**About this exercise**
Only the number is wanted: how many lines in the data contain "repressor"?

**Input material**
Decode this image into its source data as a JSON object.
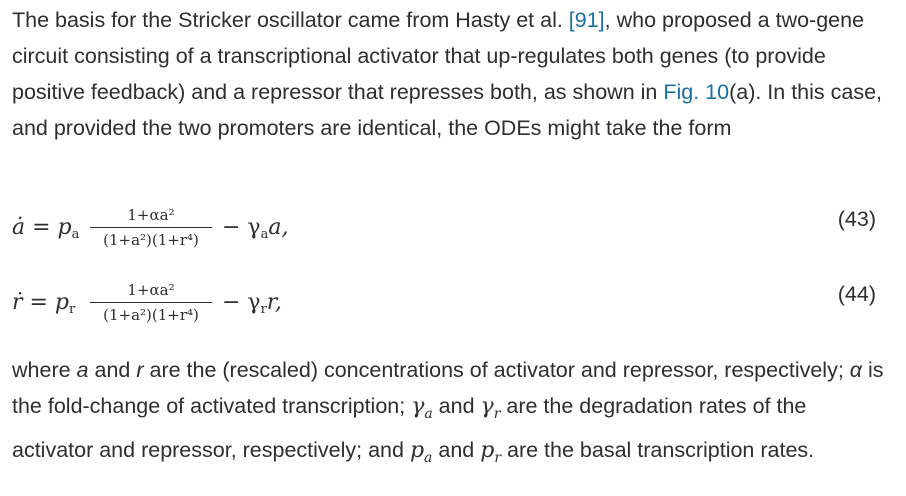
{
  "paragraph1": {
    "text_before_ref": "The basis for the Stricker oscillator came from Hasty et al. ",
    "ref_label": "[91]",
    "text_after_ref": ", who proposed a two-gene circuit consisting of a transcriptional activator that up-regulates both genes (to provide positive feedback) and a repressor that represses both, as shown in ",
    "fig_label": "Fig. 10",
    "text_after_fig": "(a). In this case, and provided the two promoters are identical, the ODEs might take the form"
  },
  "equations": [
    {
      "lhs": "ȧ = p",
      "lhs_sub": "a",
      "numerator": "1+αa²",
      "denominator": "(1+a²)(1+r⁴)",
      "rhs": "− γ",
      "rhs_sub": "a",
      "rhs_tail": "a,",
      "number": "(43)"
    },
    {
      "lhs": "ṙ = p",
      "lhs_sub": "r",
      "numerator": "1+αa²",
      "denominator": "(1+a²)(1+r⁴)",
      "rhs": "− γ",
      "rhs_sub": "r",
      "rhs_tail": "r,",
      "number": "(44)"
    }
  ],
  "paragraph2": {
    "t1": "where ",
    "v1": "a",
    "t2": " and ",
    "v2": "r",
    "t3": " are the (rescaled) concentrations of activator and repressor, respectively; ",
    "v3": "α",
    "t4": " is the fold-change of activated transcription; ",
    "v4": "γ",
    "v4_sub": "a",
    "t5": " and ",
    "v5": "γ",
    "v5_sub": "r",
    "t6": " are the degradation rates of the activator and repressor, respectively; and ",
    "v6": "p",
    "v6_sub": "a",
    "t7": " and ",
    "v7": "p",
    "v7_sub": "r",
    "t8": " are the basal transcription rates."
  }
}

**Answer for this exercise**
3